▶ _Page text_:
********
Using a 64-bit bus would allow the OP to use DRAM (rather than the limited ant costle 32 kB SRAM), but I don't know how that what that would have cost, and would still having the bus hogging issues if shared. (I suppose you could give 256k to the OP and another 256k to the 68k on a seperate 16-bit bus) But this is getting really far in and belongs in the Panther thread. -a 256 k DRAM is 1/2 the cost in '91 of 1M in 93. (so ram would be 1/2 the Jag's cost)

 

 

 

The Jaguar was designed to be cheap so i won't say a 68020 or a R3000 CPU neither more memory, here is my list (* mandatory items)

 

- 32bit data bus on DSP

 

* CDROM instead of cartridges

- 256kb or less for the 68000

* Better development tools

 

- Some kind of memory card to save big game states

 

Could Jerry have been connected to the full 64-bits of the bus, or was it only configured for 32-bits in its current form?

 

Giving the 68k it's own bus would denfinitely help a lot, and with the RAM prices of the time http://phe.rockefeller.edu/LogletLab/DRAM/dram.htm a 256 kB DRAM would on'y colst very slightly more than a 64 kB one. (actually it cuts off at '92 for 64 kB, but judging by the rest in 93-94 the price wouldn't have gone down)
********
▶ _Data lines_:
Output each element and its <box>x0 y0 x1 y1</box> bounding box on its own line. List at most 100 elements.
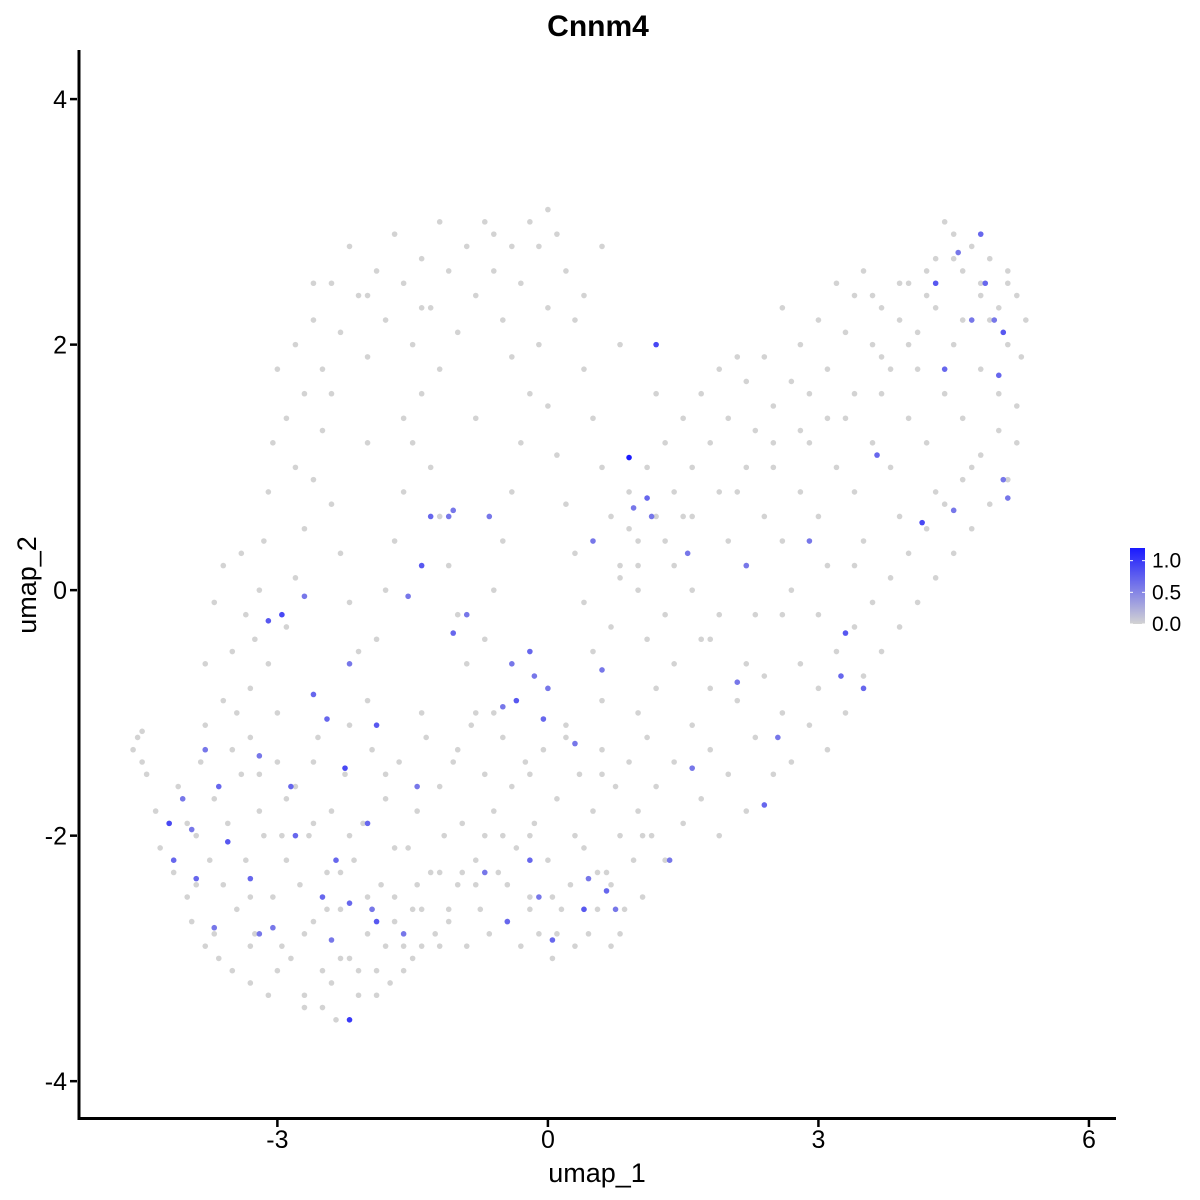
cell-point <box>310 820 317 827</box>
cell-point <box>337 550 344 557</box>
cell-point <box>576 771 583 778</box>
expressing-points-layer <box>166 231 1011 1023</box>
cell-point <box>310 476 317 483</box>
cell-point-expressing <box>684 550 691 557</box>
cell-point <box>689 513 695 520</box>
cell-point <box>220 562 227 569</box>
x-tick-label: -3 <box>266 1126 288 1154</box>
y-axis-ticks: -4 -2 0 2 4 <box>45 86 77 1096</box>
cell-point <box>545 206 551 213</box>
cell-point <box>418 943 425 949</box>
cell-point <box>1004 476 1011 483</box>
cell-point <box>382 771 389 778</box>
cell-point-expressing <box>463 611 470 618</box>
cell-point <box>481 832 488 839</box>
cell-point <box>599 771 605 778</box>
cell-point <box>815 685 822 692</box>
cell-point <box>815 513 822 520</box>
cell-point-expressing <box>549 937 556 943</box>
cell-point <box>725 771 732 778</box>
cell-point <box>188 918 195 925</box>
cell-point <box>806 440 813 446</box>
cell-point <box>283 624 290 630</box>
cell-point <box>824 366 831 372</box>
cell-point <box>252 636 258 643</box>
cell-point <box>572 317 578 323</box>
cell-point <box>409 440 416 446</box>
cell-point-expressing <box>630 505 637 511</box>
cell-point <box>905 415 912 422</box>
cell-point <box>364 894 371 900</box>
cell-point <box>959 415 966 422</box>
cell-point <box>319 1004 326 1011</box>
cell-point <box>193 832 200 839</box>
cell-point <box>355 967 362 974</box>
cell-point-expressing <box>256 931 263 937</box>
cell-point <box>504 881 511 888</box>
cell-point <box>680 513 686 520</box>
cell-point <box>599 746 605 753</box>
cell-point-expressing <box>991 317 998 323</box>
cell-point <box>671 562 677 569</box>
cell-point <box>806 722 813 728</box>
cell-point <box>274 759 281 765</box>
cell-point <box>648 832 655 839</box>
cell-point <box>923 292 930 299</box>
cell-point <box>274 967 281 974</box>
cell-point <box>878 390 885 397</box>
cell-point <box>373 268 380 274</box>
cell-point <box>743 464 750 471</box>
cell-point <box>427 464 434 471</box>
cell-point <box>959 268 966 274</box>
cell-point-expressing <box>450 507 457 514</box>
cell-point <box>418 390 425 397</box>
cell-point <box>860 268 867 274</box>
cell-point <box>247 894 254 900</box>
cell-point <box>1004 268 1011 274</box>
cell-point <box>234 906 240 913</box>
cell-point <box>617 832 623 839</box>
cell-point <box>400 967 407 974</box>
cell-point <box>585 931 592 937</box>
cell-point <box>441 832 448 839</box>
cell-point <box>184 894 191 900</box>
cell-point-expressing <box>346 660 353 667</box>
cell-point <box>527 894 533 900</box>
cell-point-expressing <box>860 685 867 692</box>
cell-point <box>770 771 777 778</box>
cell-point <box>680 820 686 827</box>
cell-point <box>463 660 470 667</box>
cell-point-expressing <box>193 875 200 882</box>
cell-point <box>527 390 533 397</box>
cell-point <box>671 489 677 495</box>
cell-point <box>635 710 641 716</box>
points-layer <box>130 206 1029 1023</box>
cell-point <box>554 452 560 458</box>
cell-point <box>234 710 240 716</box>
cell-point-expressing <box>265 618 272 624</box>
cell-point <box>716 489 723 495</box>
cell-point-expressing <box>527 648 533 655</box>
y-tick-label: 4 <box>53 86 67 114</box>
cell-point <box>932 304 939 311</box>
cell-point <box>932 255 939 262</box>
cell-point <box>364 697 371 704</box>
cell-point <box>536 243 542 250</box>
cell-point <box>959 317 966 323</box>
cell-point-expressing <box>648 513 655 520</box>
y-tick-label: -2 <box>45 823 67 851</box>
cell-point <box>1023 317 1029 323</box>
cell-point <box>815 317 822 323</box>
cell-point <box>941 390 948 397</box>
cell-point <box>472 857 479 864</box>
cell-point <box>608 943 614 949</box>
cell-point-expressing <box>288 783 294 790</box>
cell-point <box>130 746 136 753</box>
cell-point <box>215 955 222 962</box>
cell-point <box>157 845 163 851</box>
cell-point-expressing <box>400 931 407 937</box>
cell-point <box>752 427 759 434</box>
cell-point <box>324 906 330 913</box>
cell-point <box>509 243 515 250</box>
cell-point <box>567 881 574 888</box>
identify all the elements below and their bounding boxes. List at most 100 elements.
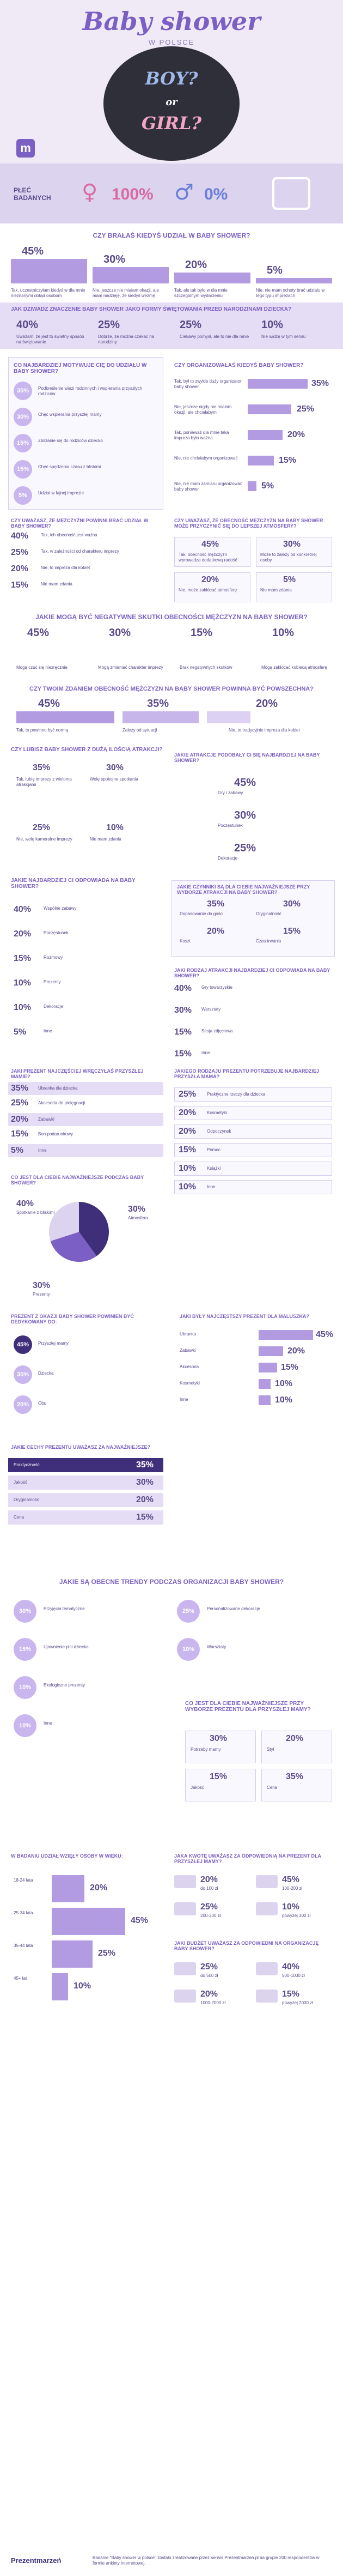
q20-pct-3: 15% [14, 1638, 36, 1661]
q14-pct-4: 15% [11, 1129, 29, 1139]
q11-label-4: Prezenty [44, 979, 61, 984]
q4-bar-3 [248, 430, 283, 440]
q18-label-3: Akcesoria [180, 1364, 199, 1369]
q6-label-2: Może to zależy od konkretnej osoby [260, 552, 317, 563]
q15-pct-5: 10% [179, 1164, 197, 1173]
q4-label-5: Nie, nie mam zamiaru organizować baby sh… [174, 481, 242, 492]
q13-pct-1: 40% [174, 984, 192, 993]
q1-label-3: Tak, ale tak było w dla mnie szczególnym… [174, 288, 228, 298]
q19-pct-4: 15% [136, 1513, 154, 1522]
q8-title: CZY TWOIM ZDANIEM OBECNOŚĆ MĘŻCZYZN NA B… [29, 686, 314, 692]
q13-label-1: Gry towarzyskie [201, 985, 232, 990]
q17-label-2: Dziecka [38, 1371, 54, 1376]
q9-label-4: Nie mam zdania [90, 837, 121, 842]
q18-pct-2: 20% [287, 1346, 305, 1356]
q22-pct-2: 45% [131, 1916, 149, 1925]
male-pct: 0% [204, 185, 228, 203]
footer: Prezentmarzeń Badanie "Baby shower w pol… [0, 2549, 343, 2576]
q12-pct-1: 35% [207, 899, 225, 909]
q15-label-6: Inne [207, 1184, 216, 1189]
q1-label-4: Nie, nie mam ochoty brać udziału w tego … [256, 288, 325, 298]
q15-row-3 [174, 1124, 332, 1139]
q11-pct-2: 20% [14, 929, 32, 939]
q16-title: CO JEST DLA CIEBIE NAJWAŻNIEJSZE PODCZAS… [11, 1175, 144, 1186]
q24-label-4: powyżej 2000 zł [282, 2000, 313, 2005]
q4-pct-1: 35% [311, 379, 329, 388]
q19-title: JAKIE CECHY PREZENTU UWAŻASZ ZA NAJWAŻNI… [11, 1444, 151, 1450]
q12-pct-4: 15% [283, 927, 301, 936]
q24-money-icon-3 [174, 1990, 196, 2003]
q15-row-6 [174, 1180, 332, 1194]
female-pct: 100% [112, 185, 154, 203]
female-icon: ♀ [82, 180, 98, 205]
q20-label-6: Inne [44, 1721, 52, 1726]
q16-pie-slice-2 [50, 1232, 97, 1262]
q13-pct-3: 15% [174, 1027, 192, 1037]
q19-pct-1: 35% [136, 1460, 154, 1470]
q4-pct-5: 5% [261, 481, 274, 491]
q6-pct-4: 5% [283, 575, 296, 584]
q4-bar-1 [248, 379, 308, 389]
q20-title: JAKIE SĄ OBECNE TRENDY PODCZAS ORGANIZAC… [59, 1578, 284, 1586]
q18-pct-4: 10% [275, 1379, 293, 1388]
q24-label-3: 1000-2000 zł [200, 2000, 226, 2005]
q8-bar-2 [122, 711, 199, 723]
q15-label-3: Odpoczynek [207, 1129, 231, 1134]
q18-label-1: Ubranka [180, 1332, 197, 1337]
q23-pct-4: 10% [282, 1902, 300, 1912]
q22-label-1: 18-24 lata [14, 1878, 33, 1883]
q23-pct-1: 20% [200, 1875, 218, 1884]
q14-label-5: Inne [38, 1148, 47, 1153]
q4-bar-2 [248, 404, 291, 414]
q2-band [0, 303, 343, 349]
q21-cell-2 [261, 1731, 332, 1763]
q19-pct-3: 20% [136, 1495, 154, 1504]
q14-label-3: Zabawki [38, 1117, 54, 1122]
q1-pct-1: 45% [22, 245, 44, 257]
q19-label-2: Jakość [14, 1480, 27, 1485]
q11-label-3: Rozmowy [44, 955, 63, 960]
q8-label-1: Tak, to powinno być normą [16, 728, 69, 733]
q19-label-4: Cena [14, 1515, 24, 1520]
q11-label-5: Dekoracje [44, 1004, 64, 1009]
q15-label-5: Książki [207, 1166, 221, 1171]
q23-label-2: 100-200 zł [282, 1886, 303, 1891]
q15-pct-1: 25% [179, 1090, 197, 1099]
q12-pct-2: 30% [283, 899, 301, 909]
q21-label-1: Potrzeby mamy [191, 1747, 221, 1752]
q14-pct-1: 35% [11, 1084, 29, 1093]
q1-bar-1 [11, 259, 87, 283]
q11-pct-4: 10% [14, 978, 32, 988]
q16-label-3: Prezenty [33, 1292, 50, 1297]
q12-label-2: Oryginalność [256, 911, 281, 916]
q22-label-3: 35-44 lata [14, 1943, 33, 1948]
q6-pct-3: 20% [201, 575, 219, 584]
q14-title: JAKI PREZENT NAJCZĘŚCIEJ WRĘCZYŁAŚ PRZYS… [11, 1068, 144, 1079]
q5-title: CZY UWAŻASZ, ŻE MĘŻCZYŹNI POWINNI BRAĆ U… [11, 518, 149, 529]
q2-pct-2: 25% [98, 319, 120, 331]
q14-label-4: Bon podarunkowy [38, 1132, 74, 1136]
q7-label-2: Mogą zmieniać charakter imprezy [98, 665, 163, 670]
q23-title: JAKA KWOTĘ UWAŻASZ ZA ODPOWIEDNIĄ NA PRE… [174, 1853, 321, 1864]
q23-money-icon-3 [174, 1902, 196, 1915]
q21-pct-4: 35% [286, 1772, 304, 1781]
q3-label-2: Chęć wspierania przyszłej mamy [38, 412, 102, 417]
q6-cell-3 [174, 572, 250, 602]
q20-pct-2: 25% [177, 1600, 200, 1623]
q15-row-4 [174, 1143, 332, 1157]
q5-pct-3: 20% [11, 564, 29, 573]
q14-row-3 [8, 1113, 163, 1126]
male-icon: ♂ [174, 180, 194, 205]
q8-label-2: Zależy od sytuacji [122, 728, 157, 733]
q10-pct-1: 45% [234, 777, 256, 789]
q5-label-1: Tak, ich obecność jest ważna [41, 533, 97, 537]
q21-pct-1: 30% [210, 1734, 228, 1743]
q23-label-1: do 100 zł [200, 1886, 218, 1891]
q11-pct-6: 5% [14, 1027, 27, 1037]
q1-bar-2 [93, 267, 169, 283]
q14-pct-2: 25% [11, 1098, 29, 1108]
q3-pct-1: 35% [14, 382, 32, 400]
q12-pct-3: 20% [207, 927, 225, 936]
q16-label-1: Spotkanie z bliskimi [16, 1210, 55, 1215]
q2-label-3: Ciekawy pomysł, ale to nie dla mnie [180, 334, 249, 339]
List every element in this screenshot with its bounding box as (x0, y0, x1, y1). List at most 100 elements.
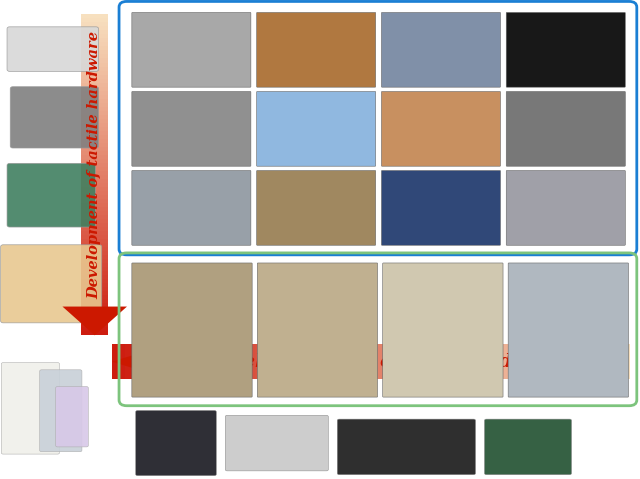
Polygon shape (81, 175, 108, 179)
Polygon shape (196, 344, 203, 379)
FancyBboxPatch shape (136, 411, 216, 476)
Polygon shape (81, 231, 108, 235)
Polygon shape (81, 18, 108, 23)
Polygon shape (255, 344, 261, 379)
FancyBboxPatch shape (381, 12, 500, 87)
Polygon shape (307, 344, 313, 379)
Polygon shape (164, 344, 170, 379)
FancyBboxPatch shape (56, 387, 88, 447)
Polygon shape (81, 127, 108, 131)
Polygon shape (326, 344, 332, 379)
FancyBboxPatch shape (508, 263, 628, 397)
FancyBboxPatch shape (132, 171, 251, 245)
FancyBboxPatch shape (40, 370, 82, 452)
Polygon shape (546, 344, 553, 379)
Polygon shape (293, 344, 300, 379)
FancyBboxPatch shape (383, 263, 503, 397)
Polygon shape (81, 187, 108, 191)
Polygon shape (81, 50, 108, 55)
Polygon shape (81, 267, 108, 271)
Polygon shape (81, 99, 108, 103)
Polygon shape (81, 179, 108, 183)
Polygon shape (384, 344, 390, 379)
Polygon shape (112, 344, 118, 379)
Polygon shape (81, 111, 108, 114)
Polygon shape (81, 275, 108, 279)
Polygon shape (151, 344, 157, 379)
Polygon shape (81, 311, 108, 315)
Polygon shape (514, 344, 520, 379)
Polygon shape (442, 344, 449, 379)
Polygon shape (81, 23, 108, 26)
Polygon shape (81, 279, 108, 283)
Polygon shape (209, 344, 216, 379)
Polygon shape (81, 183, 108, 187)
Polygon shape (138, 344, 145, 379)
Polygon shape (429, 344, 436, 379)
Polygon shape (553, 344, 559, 379)
Polygon shape (228, 344, 235, 379)
Polygon shape (81, 34, 108, 38)
Polygon shape (559, 344, 566, 379)
Polygon shape (81, 295, 108, 299)
Polygon shape (157, 344, 164, 379)
Polygon shape (300, 344, 307, 379)
FancyBboxPatch shape (506, 91, 625, 166)
Polygon shape (81, 299, 108, 303)
Polygon shape (81, 207, 108, 211)
Polygon shape (81, 211, 108, 215)
Polygon shape (81, 331, 108, 335)
Polygon shape (462, 344, 468, 379)
Polygon shape (481, 344, 488, 379)
Polygon shape (81, 31, 108, 34)
Polygon shape (81, 95, 108, 99)
Polygon shape (81, 323, 108, 327)
Polygon shape (81, 167, 108, 171)
Polygon shape (81, 143, 108, 147)
Polygon shape (456, 344, 462, 379)
Polygon shape (81, 14, 108, 18)
Polygon shape (81, 251, 108, 255)
Polygon shape (81, 155, 108, 159)
Polygon shape (81, 219, 108, 223)
Polygon shape (81, 38, 108, 43)
Polygon shape (81, 235, 108, 239)
Polygon shape (579, 344, 585, 379)
Polygon shape (81, 147, 108, 151)
Polygon shape (598, 344, 605, 379)
Polygon shape (81, 171, 108, 175)
Polygon shape (81, 79, 108, 82)
Polygon shape (81, 43, 108, 46)
Polygon shape (81, 271, 108, 275)
FancyBboxPatch shape (381, 91, 500, 166)
Polygon shape (81, 287, 108, 291)
FancyBboxPatch shape (337, 419, 476, 475)
FancyBboxPatch shape (257, 171, 376, 245)
Polygon shape (572, 344, 579, 379)
Polygon shape (566, 344, 572, 379)
Polygon shape (287, 344, 293, 379)
Polygon shape (177, 344, 183, 379)
Polygon shape (533, 344, 540, 379)
Polygon shape (358, 344, 365, 379)
Polygon shape (332, 344, 339, 379)
Polygon shape (268, 344, 274, 379)
FancyBboxPatch shape (7, 27, 99, 71)
FancyBboxPatch shape (484, 419, 572, 475)
FancyBboxPatch shape (7, 163, 95, 227)
Polygon shape (248, 344, 255, 379)
Polygon shape (216, 344, 222, 379)
Polygon shape (81, 223, 108, 227)
Polygon shape (81, 119, 108, 123)
Polygon shape (81, 243, 108, 247)
Polygon shape (81, 75, 108, 79)
Polygon shape (81, 291, 108, 295)
FancyBboxPatch shape (506, 171, 625, 245)
Polygon shape (81, 135, 108, 139)
Polygon shape (605, 344, 611, 379)
Polygon shape (81, 191, 108, 195)
Polygon shape (81, 247, 108, 251)
Polygon shape (423, 344, 429, 379)
Polygon shape (118, 344, 125, 379)
Polygon shape (81, 263, 108, 267)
********
▶ _Short task_:
Continue the forum discussion of the Atari Jaguar's hardware above, starting after its last sentence.

▶ _Result of the exercise_:
 

CD-ROM would be nice, but only if they could get a good deal for it (and a 1x speed drive would probably be agonizing), otherwise you'd have to (initially) elliminate it to keep the launch price down.

 

Dev tools are definitely important, even more important than the hardware bugs. (though they kind of go hand in hand)

 

You know there already was the "Memory Track" memory cartridge for the Jag CD with 128 kB of EEPROM. (same as a standard PSX card or the Sega CD memory cart; though the saturn had a 512 kB one).

 

 

3. Remove the Keypad from the Controller

 

4. Launch the Jaguar with a six button controller

 

6. Make the Jaguar a CD based console right from the start as opposed to a cartridge based console that requires a CD-Add on (Sega tried the same thing with the Sega CD, and we all know the result of that)

 

7. Better Advertising

 

See above for the CD issue, only do it if it's cheap, otherwise release the add-on and jagduo when it is cheap enough. (and avoid a 1x speed drive like the Sega CD)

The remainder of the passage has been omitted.